*DATA PROVIDED*:
** begin **

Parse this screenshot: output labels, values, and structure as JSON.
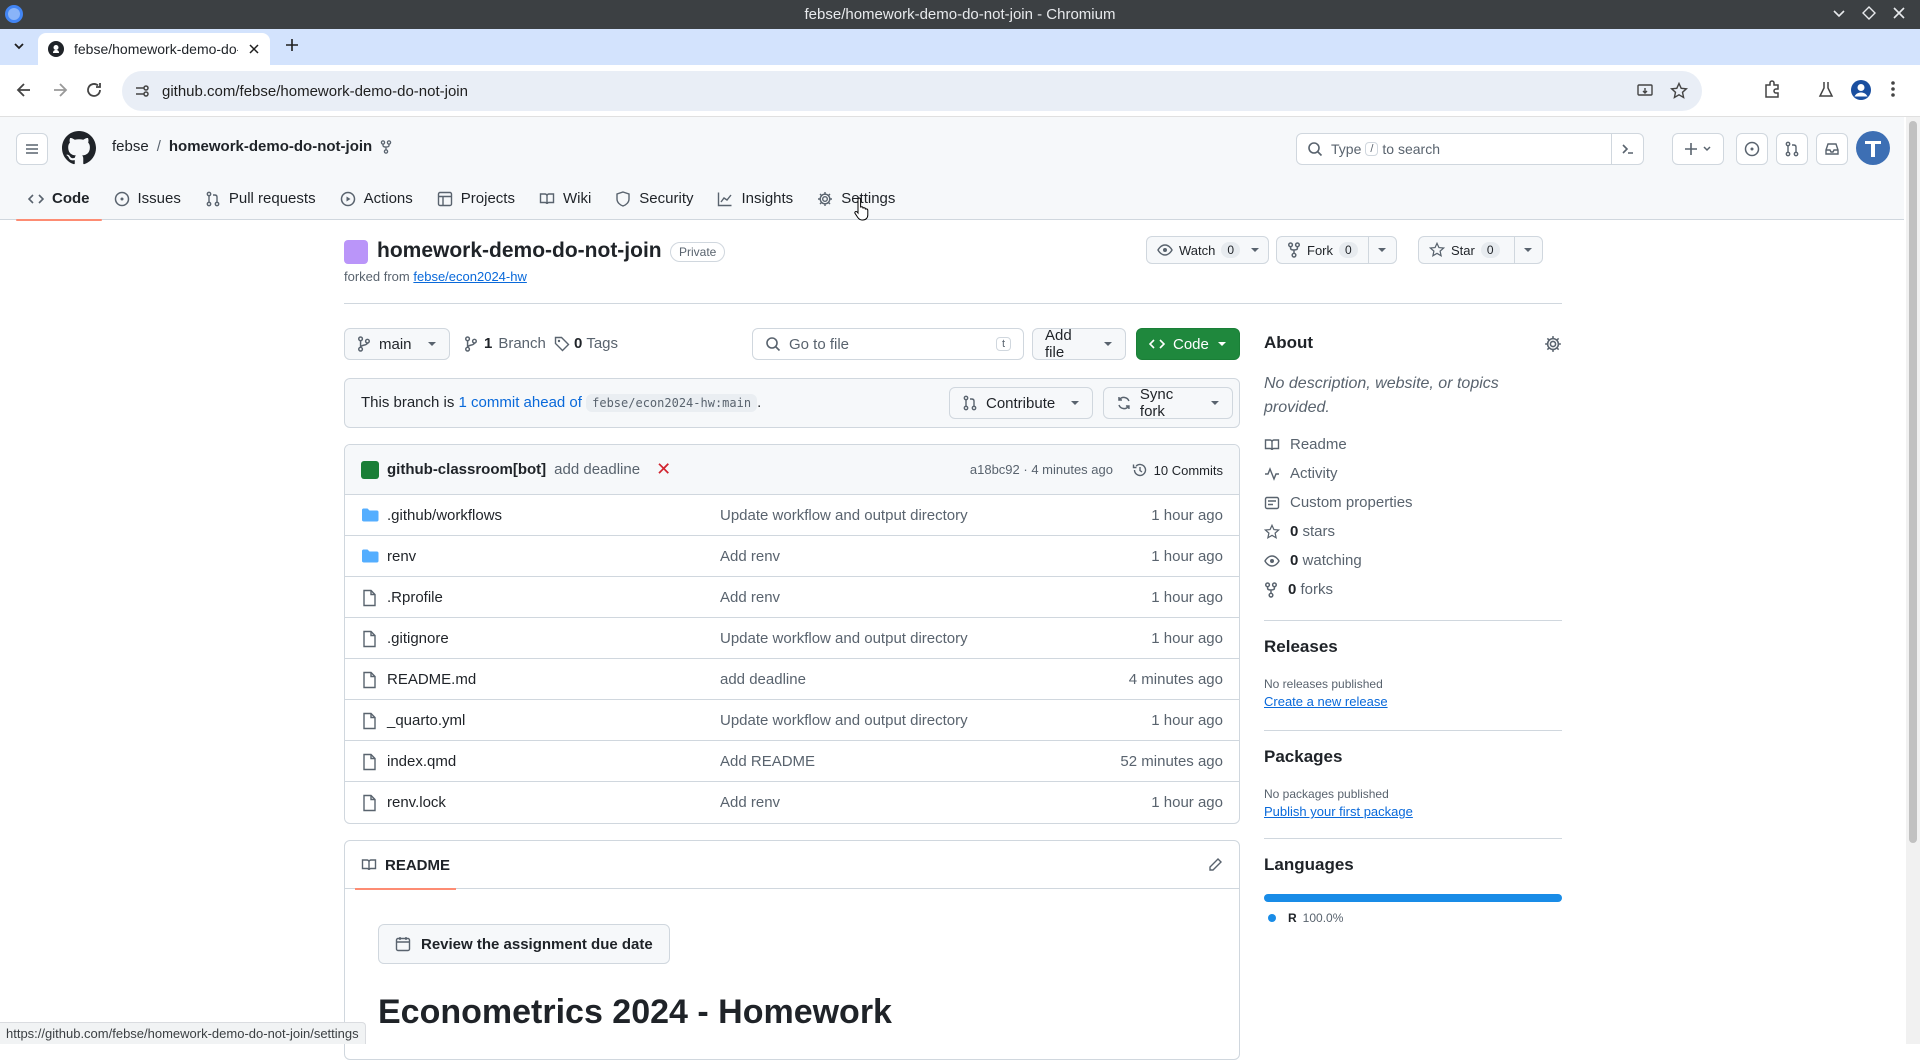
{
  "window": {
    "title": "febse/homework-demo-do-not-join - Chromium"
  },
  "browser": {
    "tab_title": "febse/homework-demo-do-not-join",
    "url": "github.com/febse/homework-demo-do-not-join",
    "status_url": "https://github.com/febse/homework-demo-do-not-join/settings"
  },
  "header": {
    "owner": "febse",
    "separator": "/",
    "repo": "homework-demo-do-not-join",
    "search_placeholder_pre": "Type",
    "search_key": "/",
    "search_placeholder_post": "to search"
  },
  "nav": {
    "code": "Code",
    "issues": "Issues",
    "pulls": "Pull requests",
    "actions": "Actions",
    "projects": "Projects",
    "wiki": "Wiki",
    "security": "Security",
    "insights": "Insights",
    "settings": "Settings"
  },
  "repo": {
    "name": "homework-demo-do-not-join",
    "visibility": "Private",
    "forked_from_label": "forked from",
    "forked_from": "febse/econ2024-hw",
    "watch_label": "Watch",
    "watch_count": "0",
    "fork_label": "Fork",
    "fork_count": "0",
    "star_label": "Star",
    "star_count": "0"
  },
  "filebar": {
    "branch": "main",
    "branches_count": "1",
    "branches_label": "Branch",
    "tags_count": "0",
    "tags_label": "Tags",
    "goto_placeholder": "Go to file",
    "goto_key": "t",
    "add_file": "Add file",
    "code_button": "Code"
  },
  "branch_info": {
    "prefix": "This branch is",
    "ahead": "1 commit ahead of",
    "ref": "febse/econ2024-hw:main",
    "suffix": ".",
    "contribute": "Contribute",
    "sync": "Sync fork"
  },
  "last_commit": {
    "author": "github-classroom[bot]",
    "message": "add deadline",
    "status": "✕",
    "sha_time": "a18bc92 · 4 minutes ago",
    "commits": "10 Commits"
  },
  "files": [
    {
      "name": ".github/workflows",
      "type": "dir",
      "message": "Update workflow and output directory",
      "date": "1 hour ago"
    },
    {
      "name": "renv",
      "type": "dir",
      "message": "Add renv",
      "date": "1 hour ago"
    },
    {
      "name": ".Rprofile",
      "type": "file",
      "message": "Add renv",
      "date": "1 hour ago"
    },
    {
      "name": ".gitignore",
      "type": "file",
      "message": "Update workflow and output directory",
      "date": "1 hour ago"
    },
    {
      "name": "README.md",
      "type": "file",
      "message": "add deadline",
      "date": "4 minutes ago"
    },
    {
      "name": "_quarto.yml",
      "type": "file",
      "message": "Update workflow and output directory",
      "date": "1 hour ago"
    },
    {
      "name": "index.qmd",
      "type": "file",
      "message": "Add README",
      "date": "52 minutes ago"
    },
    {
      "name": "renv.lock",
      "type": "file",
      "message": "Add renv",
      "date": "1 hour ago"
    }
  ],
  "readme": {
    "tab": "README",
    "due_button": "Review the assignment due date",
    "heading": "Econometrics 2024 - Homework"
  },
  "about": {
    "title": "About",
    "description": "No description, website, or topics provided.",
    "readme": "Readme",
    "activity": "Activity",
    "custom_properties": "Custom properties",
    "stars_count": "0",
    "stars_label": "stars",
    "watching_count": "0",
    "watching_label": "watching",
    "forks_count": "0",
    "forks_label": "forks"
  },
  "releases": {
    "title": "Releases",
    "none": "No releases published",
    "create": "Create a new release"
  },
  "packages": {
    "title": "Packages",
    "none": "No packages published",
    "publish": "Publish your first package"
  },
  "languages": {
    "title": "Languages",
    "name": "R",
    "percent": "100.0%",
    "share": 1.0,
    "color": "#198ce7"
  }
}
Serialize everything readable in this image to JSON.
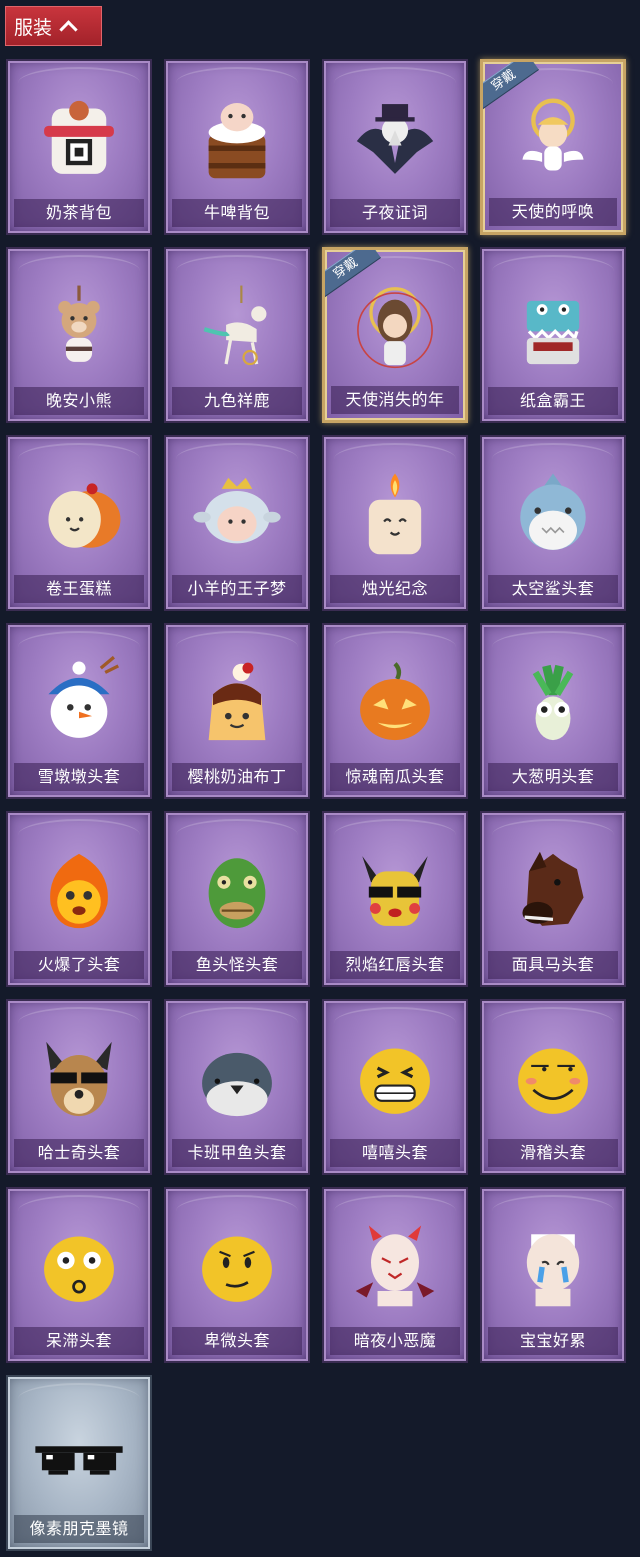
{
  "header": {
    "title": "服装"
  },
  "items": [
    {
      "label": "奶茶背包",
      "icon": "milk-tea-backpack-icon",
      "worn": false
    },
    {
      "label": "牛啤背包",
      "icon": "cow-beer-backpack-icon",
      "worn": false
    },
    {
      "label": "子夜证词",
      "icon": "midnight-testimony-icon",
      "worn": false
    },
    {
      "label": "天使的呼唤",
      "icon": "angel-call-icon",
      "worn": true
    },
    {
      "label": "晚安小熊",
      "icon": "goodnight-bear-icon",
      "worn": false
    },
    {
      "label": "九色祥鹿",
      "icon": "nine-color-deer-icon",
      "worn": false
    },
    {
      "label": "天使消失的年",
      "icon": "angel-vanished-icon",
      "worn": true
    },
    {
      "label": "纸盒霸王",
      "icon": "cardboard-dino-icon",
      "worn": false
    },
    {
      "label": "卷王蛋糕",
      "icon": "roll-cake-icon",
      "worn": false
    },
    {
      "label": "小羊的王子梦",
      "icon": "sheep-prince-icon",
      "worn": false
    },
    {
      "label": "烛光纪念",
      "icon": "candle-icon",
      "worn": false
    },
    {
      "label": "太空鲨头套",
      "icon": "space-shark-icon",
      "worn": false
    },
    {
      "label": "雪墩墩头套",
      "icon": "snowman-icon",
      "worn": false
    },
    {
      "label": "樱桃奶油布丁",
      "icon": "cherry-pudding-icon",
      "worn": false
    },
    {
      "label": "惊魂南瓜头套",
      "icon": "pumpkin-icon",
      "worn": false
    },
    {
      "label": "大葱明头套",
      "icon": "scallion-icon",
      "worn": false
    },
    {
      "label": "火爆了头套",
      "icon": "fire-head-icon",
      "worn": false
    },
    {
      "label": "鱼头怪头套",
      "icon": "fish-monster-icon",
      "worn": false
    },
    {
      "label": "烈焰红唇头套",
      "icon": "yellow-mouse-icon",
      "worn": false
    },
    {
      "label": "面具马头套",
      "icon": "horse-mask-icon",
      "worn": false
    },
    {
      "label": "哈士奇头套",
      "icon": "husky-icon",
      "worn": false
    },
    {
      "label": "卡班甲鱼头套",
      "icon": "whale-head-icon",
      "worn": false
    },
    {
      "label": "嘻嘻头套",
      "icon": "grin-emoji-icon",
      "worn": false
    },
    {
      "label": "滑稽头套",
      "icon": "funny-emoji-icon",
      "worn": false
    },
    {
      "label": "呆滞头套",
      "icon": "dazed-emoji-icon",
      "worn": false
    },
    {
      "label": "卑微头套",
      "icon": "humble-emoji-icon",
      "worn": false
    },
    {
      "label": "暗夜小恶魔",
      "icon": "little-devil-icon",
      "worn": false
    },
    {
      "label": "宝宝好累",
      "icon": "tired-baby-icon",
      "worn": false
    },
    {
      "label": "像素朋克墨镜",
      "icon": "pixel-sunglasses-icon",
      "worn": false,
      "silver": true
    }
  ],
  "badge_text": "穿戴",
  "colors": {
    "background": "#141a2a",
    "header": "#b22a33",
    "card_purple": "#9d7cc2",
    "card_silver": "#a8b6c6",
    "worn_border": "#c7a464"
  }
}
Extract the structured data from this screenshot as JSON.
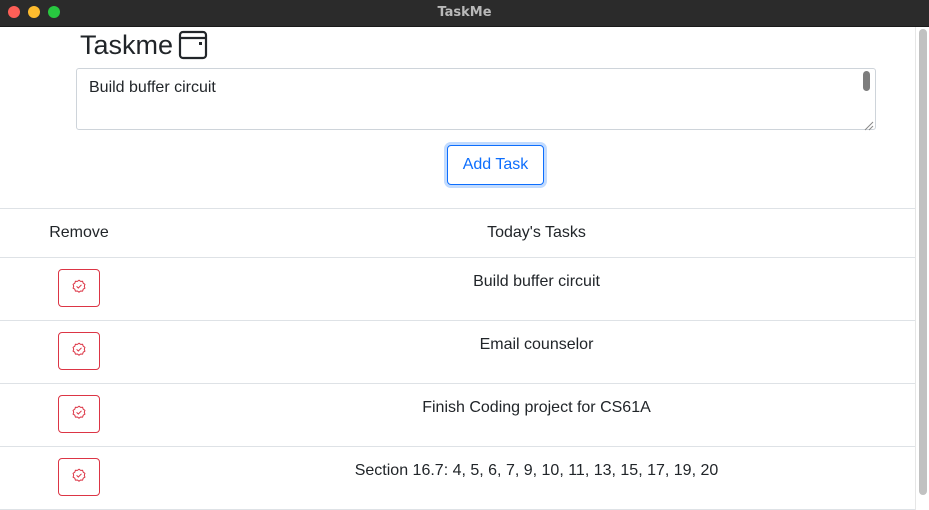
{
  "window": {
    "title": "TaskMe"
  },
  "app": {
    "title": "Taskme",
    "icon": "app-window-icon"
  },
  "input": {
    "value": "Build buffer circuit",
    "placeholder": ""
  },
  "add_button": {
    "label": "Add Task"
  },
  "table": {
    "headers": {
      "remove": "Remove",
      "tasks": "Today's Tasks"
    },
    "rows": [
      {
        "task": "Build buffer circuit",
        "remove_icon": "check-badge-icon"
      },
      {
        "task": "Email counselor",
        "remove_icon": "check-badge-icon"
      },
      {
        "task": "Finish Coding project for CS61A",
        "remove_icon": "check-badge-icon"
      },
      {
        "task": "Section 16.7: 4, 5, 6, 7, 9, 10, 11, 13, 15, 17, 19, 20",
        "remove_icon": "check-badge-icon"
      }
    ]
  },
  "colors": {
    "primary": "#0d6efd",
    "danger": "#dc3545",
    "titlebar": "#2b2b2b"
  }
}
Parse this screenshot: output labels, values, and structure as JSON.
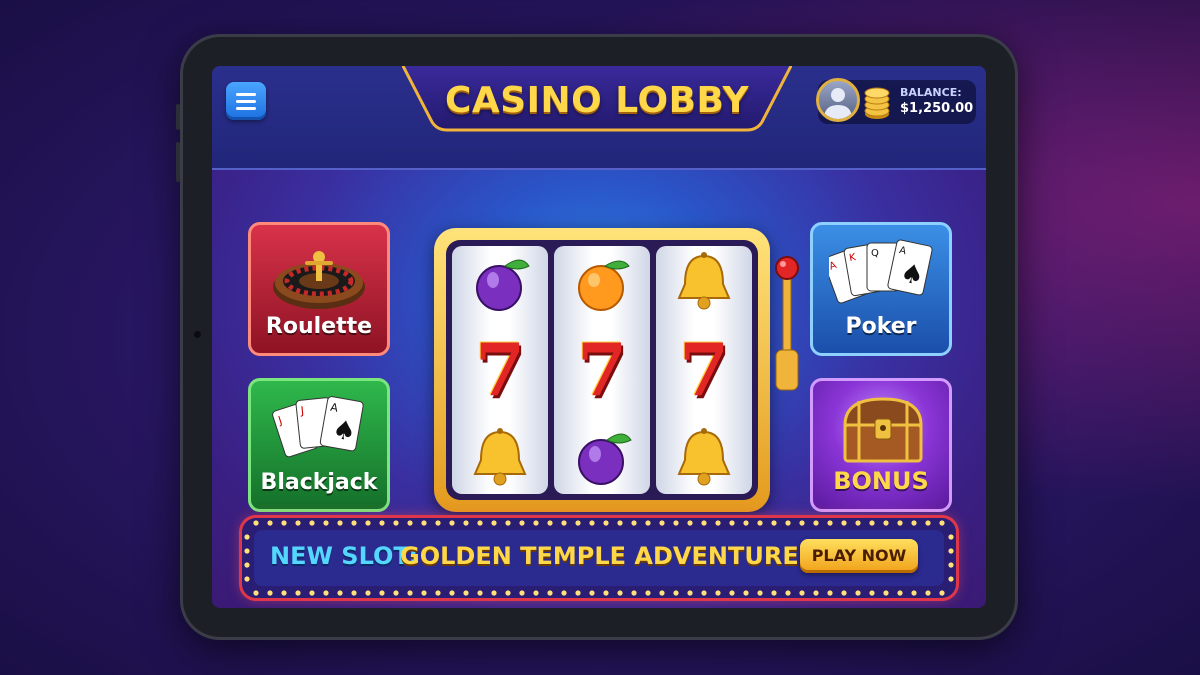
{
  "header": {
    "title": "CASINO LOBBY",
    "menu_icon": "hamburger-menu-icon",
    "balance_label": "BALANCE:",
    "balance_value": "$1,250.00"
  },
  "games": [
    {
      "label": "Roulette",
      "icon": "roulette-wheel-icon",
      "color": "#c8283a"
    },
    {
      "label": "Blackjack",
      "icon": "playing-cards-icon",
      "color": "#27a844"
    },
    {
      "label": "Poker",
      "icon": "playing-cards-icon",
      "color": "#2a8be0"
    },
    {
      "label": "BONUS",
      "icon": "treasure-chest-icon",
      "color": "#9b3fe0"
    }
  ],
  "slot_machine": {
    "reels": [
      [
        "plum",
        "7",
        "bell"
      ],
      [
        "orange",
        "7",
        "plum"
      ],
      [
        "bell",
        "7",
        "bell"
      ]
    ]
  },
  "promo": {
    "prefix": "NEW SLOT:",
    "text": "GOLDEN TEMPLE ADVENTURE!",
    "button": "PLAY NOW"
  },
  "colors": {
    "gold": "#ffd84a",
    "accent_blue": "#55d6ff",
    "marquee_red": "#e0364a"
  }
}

** end **

*AIM OF THE TASK*:
Among the entries, how many lines contain the string "febse"? Give the number without anything else.

*SOLUTION FOR THIS PROBLEM*:
7